Answer with nothing except the number of lines that contain the word "契約ステータス".

··· LISTED ENTRIES ···

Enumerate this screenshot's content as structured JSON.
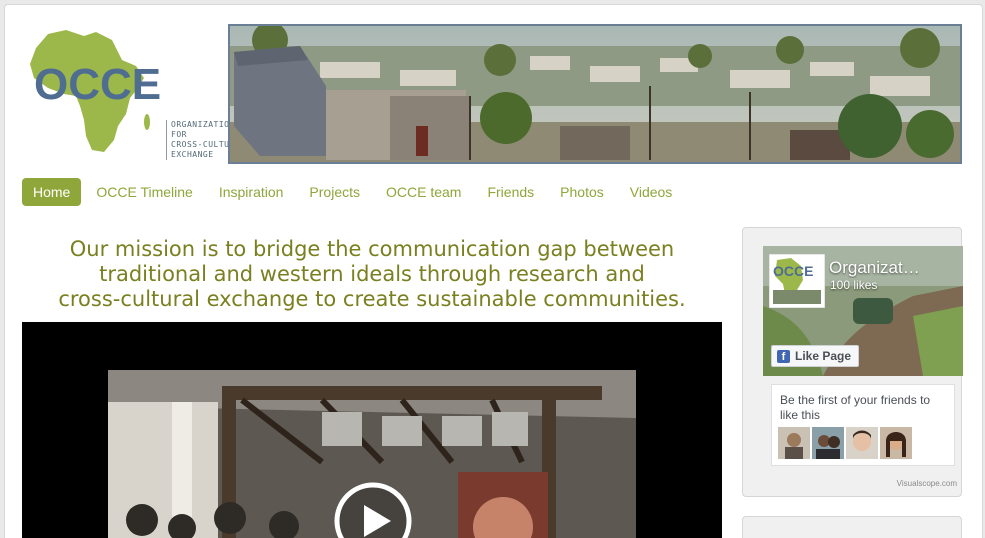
{
  "logo": {
    "acronym": "OCCE",
    "subtitle_lines": [
      "ORGANIZATION",
      "FOR",
      "CROSS-CULTURAL",
      "EXCHANGE"
    ],
    "africa_color": "#9cb84a",
    "text_color": "#4f6d91"
  },
  "nav": {
    "items": [
      {
        "label": "Home",
        "active": true
      },
      {
        "label": "OCCE Timeline",
        "active": false
      },
      {
        "label": "Inspiration",
        "active": false
      },
      {
        "label": "Projects",
        "active": false
      },
      {
        "label": "OCCE team",
        "active": false
      },
      {
        "label": "Friends",
        "active": false
      },
      {
        "label": "Photos",
        "active": false
      },
      {
        "label": "Videos",
        "active": false
      }
    ],
    "accent_color": "#8fa63a"
  },
  "mission": {
    "line1": "Our mission is to bridge the communication gap between",
    "line2": "traditional and western ideals through research and",
    "line3": "cross-cultural exchange to create sustainable communities."
  },
  "video": {
    "play_icon": "play-icon"
  },
  "facebook": {
    "page_name": "Organization for Cross-Cultural Exchange",
    "page_name_display": "Organizat…",
    "likes": "100 likes",
    "like_button": "Like Page",
    "friends_text": "Be the first of your friends to like this",
    "credit": "Visualscope.com",
    "brand_color": "#4267b2"
  }
}
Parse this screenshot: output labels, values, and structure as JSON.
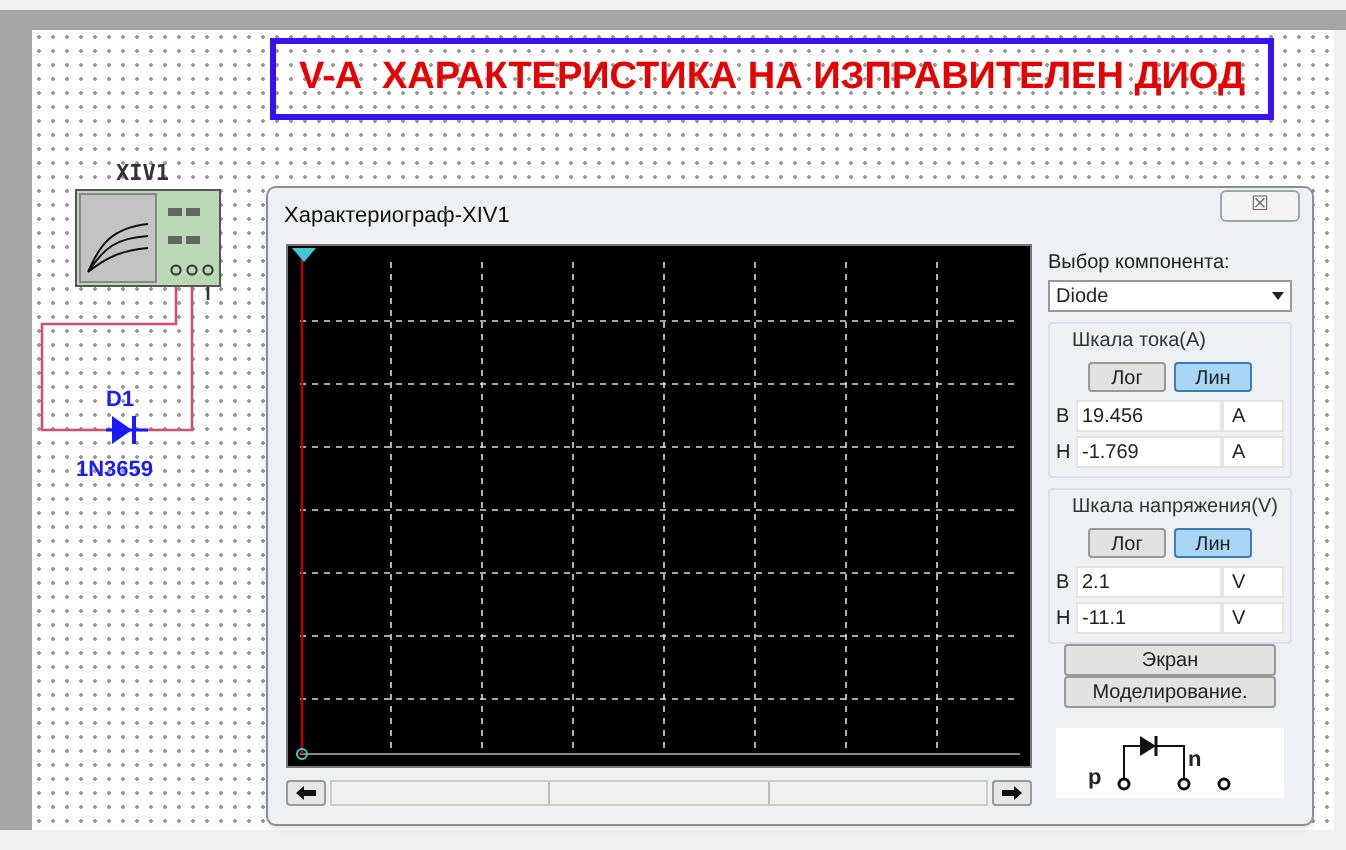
{
  "title_banner": "V-A  ХАРАКТЕРИСТИКА НА ИЗПРАВИТЕЛЕН ДИОД",
  "instrument": {
    "label": "XIV1"
  },
  "diode": {
    "ref": "D1",
    "model": "1N3659"
  },
  "dialog": {
    "title": "Характериограф-XIV1",
    "close": "☒",
    "component_label": "Выбор компонента:",
    "component_value": "Diode",
    "scales": [
      {
        "title": "Шкала тока(A)",
        "buttons": [
          {
            "label": "Лог",
            "selected": false
          },
          {
            "label": "Лин",
            "selected": true
          }
        ],
        "fields": [
          {
            "prefix": "В",
            "value": "19.456",
            "unit": "A"
          },
          {
            "prefix": "Н",
            "value": "-1.769",
            "unit": "A"
          }
        ]
      },
      {
        "title": "Шкала напряжения(V)",
        "buttons": [
          {
            "label": "Лог",
            "selected": false
          },
          {
            "label": "Лин",
            "selected": true
          }
        ],
        "fields": [
          {
            "prefix": "В",
            "value": "2.1",
            "unit": "V"
          },
          {
            "prefix": "Н",
            "value": "-11.1",
            "unit": "V"
          }
        ]
      }
    ],
    "actions": [
      "Экран",
      "Моделирование."
    ],
    "pin_labels": [
      "p",
      "n"
    ]
  }
}
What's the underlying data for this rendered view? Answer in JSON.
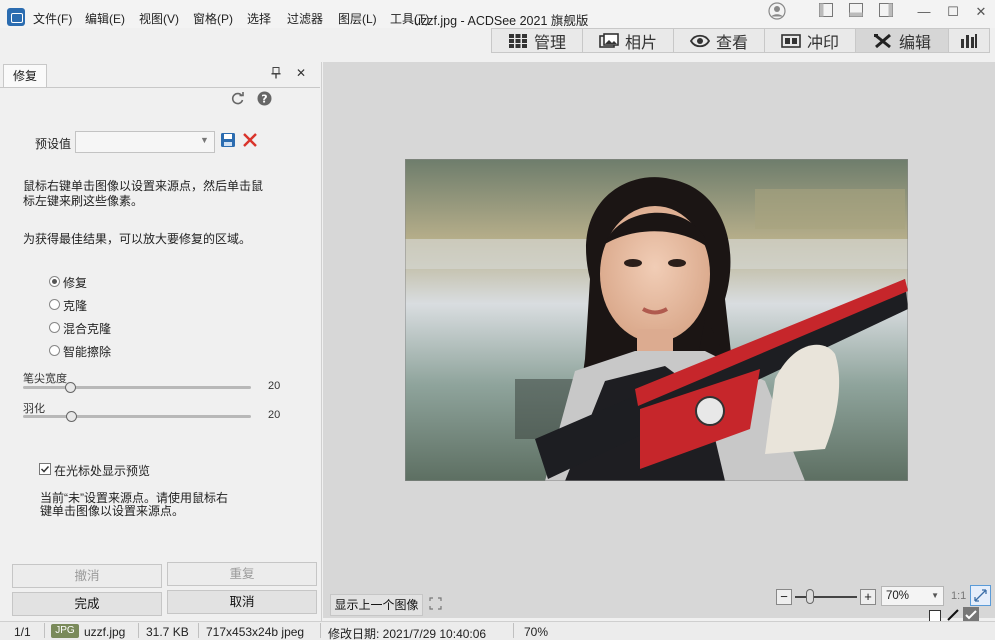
{
  "app": {
    "title": "uzzf.jpg - ACDSee 2021 旗舰版"
  },
  "menu": {
    "items": [
      "文件(F)",
      "编辑(E)",
      "视图(V)",
      "窗格(P)",
      "选择",
      "过滤器",
      "图层(L)",
      "工具(T)"
    ]
  },
  "modes": [
    {
      "label": "管理",
      "icon": "grid-icon"
    },
    {
      "label": "相片",
      "icon": "photos-icon"
    },
    {
      "label": "查看",
      "icon": "eye-icon"
    },
    {
      "label": "冲印",
      "icon": "develop-icon"
    },
    {
      "label": "编辑",
      "icon": "edit-tools-icon"
    },
    {
      "label": "",
      "icon": "bar-chart-icon"
    }
  ],
  "panel": {
    "tab": "修复",
    "pin": "📌",
    "close": "✕",
    "preset_label": "预设值",
    "instruction1": "鼠标右键单击图像以设置来源点，然后单击鼠标左键来刷这些像素。",
    "instruction1_a": "鼠标右键单击图像以设置来源点，然后单击鼠",
    "instruction1_b": "标左键来刷这些像素。",
    "instruction2": "为获得最佳结果，可以放大要修复的区域。",
    "modes": [
      "修复",
      "克隆",
      "混合克隆",
      "智能擦除"
    ],
    "selected_mode": "修复",
    "brush_width_label": "笔尖宽度",
    "brush_width_value": "20",
    "feather_label": "羽化",
    "feather_value": "20",
    "preview_checkbox": "在光标处显示预览",
    "status_a": "当前“未”设置来源点。请使用鼠标右",
    "status_b": "键单击图像以设置来源点。",
    "undo": "撤消",
    "redo": "重复",
    "done": "完成",
    "cancel": "取消"
  },
  "viewer": {
    "show_prev": "显示上一个图像",
    "zoom_value": "70%",
    "zoom_1to1": "1:1"
  },
  "status": {
    "page": "1/1",
    "format_badge": "JPG",
    "filename": "uzzf.jpg",
    "size": "31.7 KB",
    "dims": "717x453x24b jpeg",
    "modified": "修改日期: 2021/7/29 10:40:06",
    "zoom": "70%"
  },
  "colors": {
    "accent": "#2b6cb0",
    "delete": "#d9342b",
    "save": "#2b6cb0"
  }
}
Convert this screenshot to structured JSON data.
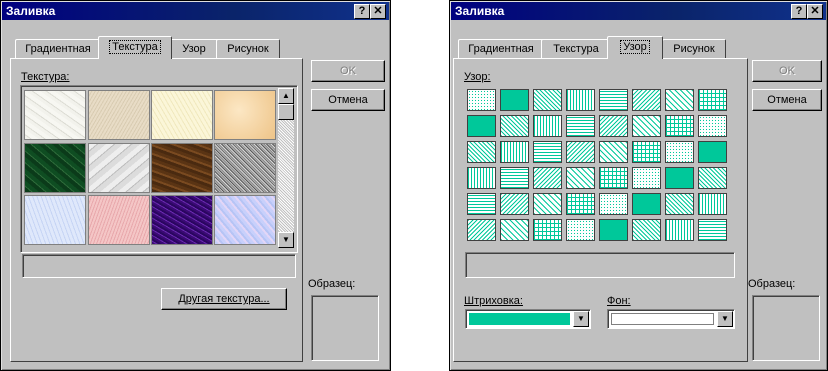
{
  "left_dialog": {
    "title": "Заливка",
    "help_btn": "?",
    "close_btn": "✕",
    "tabs": [
      "Градиентная",
      "Текстура",
      "Узор",
      "Рисунок"
    ],
    "section_label": "Текстура:",
    "ok_label": "OK",
    "cancel_label": "Отмена",
    "sample_label": "Образец:",
    "other_texture_label": "Другая текстура..."
  },
  "right_dialog": {
    "title": "Заливка",
    "help_btn": "?",
    "close_btn": "✕",
    "tabs": [
      "Градиентная",
      "Текстура",
      "Узор",
      "Рисунок"
    ],
    "section_label": "Узор:",
    "ok_label": "OK",
    "cancel_label": "Отмена",
    "sample_label": "Образец:",
    "hatch_label": "Штриховка:",
    "background_label": "Фон:",
    "hatch_color": "#00c89a",
    "background_color": "#ffffff"
  },
  "textures": [
    "white marble",
    "beige paper",
    "cream paper",
    "peach parchment",
    "green marble",
    "white-gray marble",
    "brown wood",
    "granite",
    "blue tissue",
    "pink tissue",
    "purple mesh",
    "light blue mosaic"
  ],
  "colors": {
    "pattern_fg": "#00c89a",
    "selection": "#000080"
  }
}
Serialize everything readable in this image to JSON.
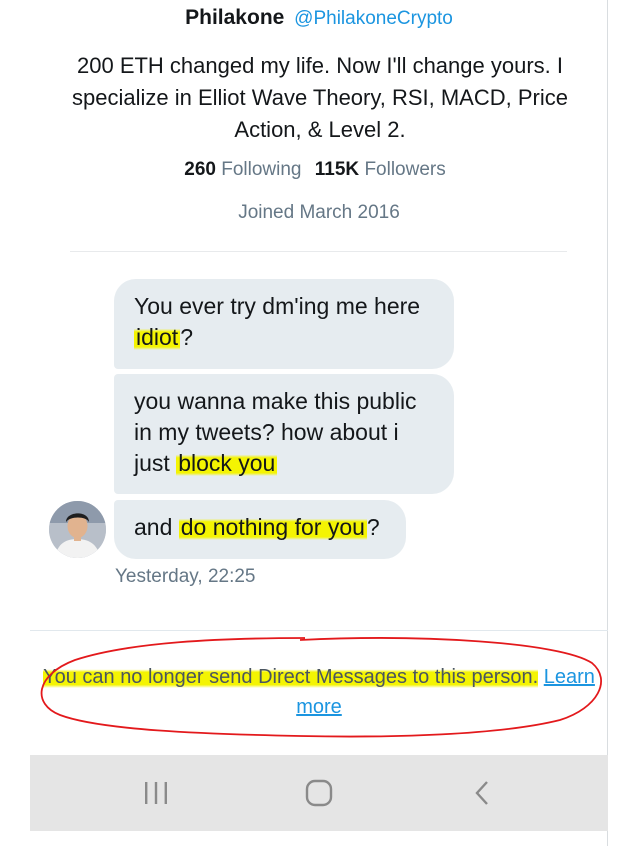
{
  "profile": {
    "name": "Philakone",
    "handle": "@PhilakoneCrypto",
    "bio": "200 ETH changed my life. Now I'll change yours. I specialize in Elliot Wave Theory, RSI, MACD, Price Action, & Level 2.",
    "following_count": "260",
    "following_label": "Following",
    "followers_count": "115K",
    "followers_label": "Followers",
    "joined": "Joined March 2016"
  },
  "messages": [
    {
      "pre": "You ever try dm'ing me here ",
      "highlight": "idiot",
      "post": "?"
    },
    {
      "pre": "you wanna make this public in my tweets? how about i just ",
      "highlight": "block you",
      "post": ""
    },
    {
      "pre": "and ",
      "highlight": "do nothing for you",
      "post": "?"
    }
  ],
  "timestamp": "Yesterday, 22:25",
  "notice": {
    "text": "You can no longer send Direct Messages to this person.",
    "link": "Learn more"
  },
  "colors": {
    "accent": "#1b95e0",
    "bubble": "#e6ecf0",
    "highlight": "#f4f402",
    "annotation_ring": "#e3191c"
  },
  "nav": {
    "icons": [
      "recent-apps-icon",
      "home-icon",
      "back-icon"
    ]
  }
}
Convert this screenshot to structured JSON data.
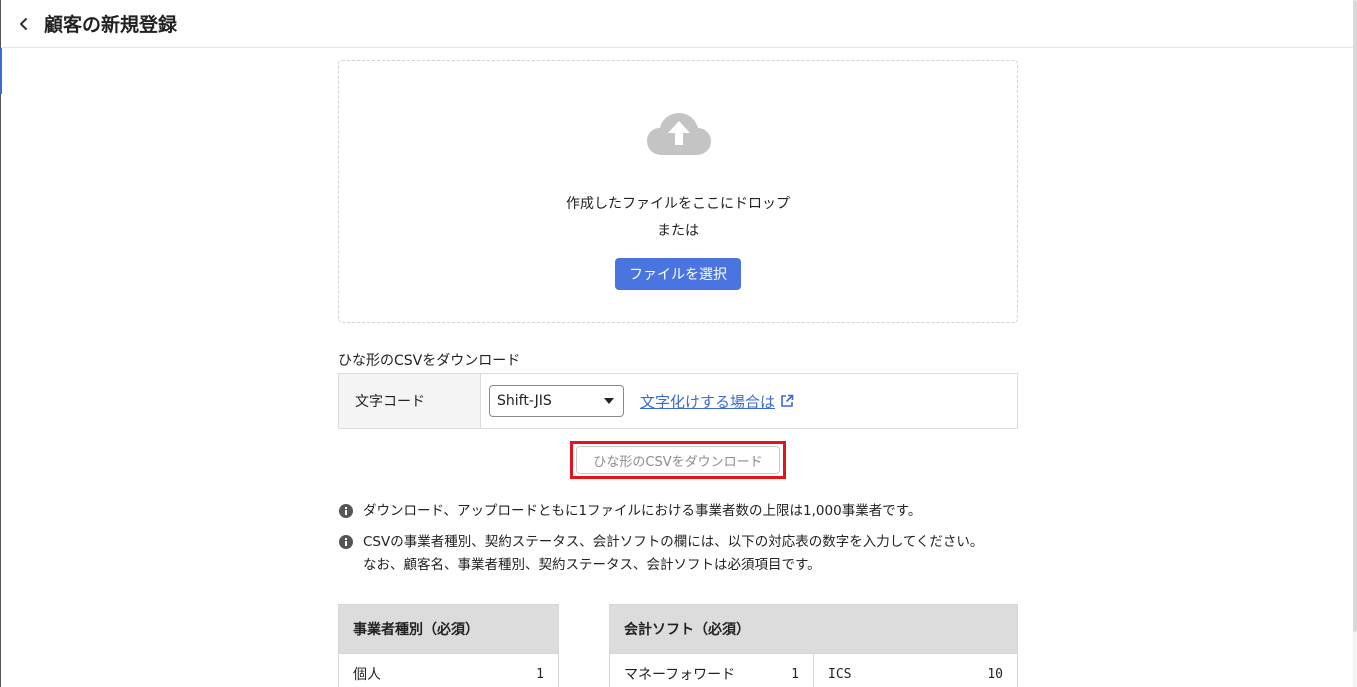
{
  "header": {
    "back_icon": "chevron-left-icon",
    "title": "顧客の新規登録"
  },
  "upload": {
    "icon": "cloud-upload-icon",
    "drop_text": "作成したファイルをここにドロップ",
    "or_text": "または",
    "select_button": "ファイルを選択",
    "colors": {
      "button": "#4a74e0",
      "icon": "#c4c4c4"
    }
  },
  "template": {
    "heading": "ひな形のCSVをダウンロード",
    "encoding_label": "文字コード",
    "encoding_value": "Shift-JIS",
    "garble_link": "文字化けする場合は",
    "external_icon": "external-link-icon",
    "download_button": "ひな形のCSVをダウンロード",
    "highlight_color": "#e0141a"
  },
  "notes": [
    {
      "icon": "info-icon",
      "lines": [
        "ダウンロード、アップロードともに1ファイルにおける事業者数の上限は1,000事業者です。"
      ]
    },
    {
      "icon": "info-icon",
      "lines": [
        "CSVの事業者種別、契約ステータス、会計ソフトの欄には、以下の対応表の数字を入力してください。",
        "なお、顧客名、事業者種別、契約ステータス、会計ソフトは必須項目です。"
      ]
    }
  ],
  "business_type_table": {
    "header": "事業者種別（必須）",
    "rows": [
      {
        "label": "個人",
        "code": "1"
      }
    ]
  },
  "accounting_software_table": {
    "header": "会計ソフト（必須）",
    "rows": [
      [
        {
          "label": "マネーフォワード",
          "code": "1"
        },
        {
          "label": "ICS",
          "code": "10"
        }
      ]
    ]
  }
}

···

RESULT OF THIS EXERCISE :: 2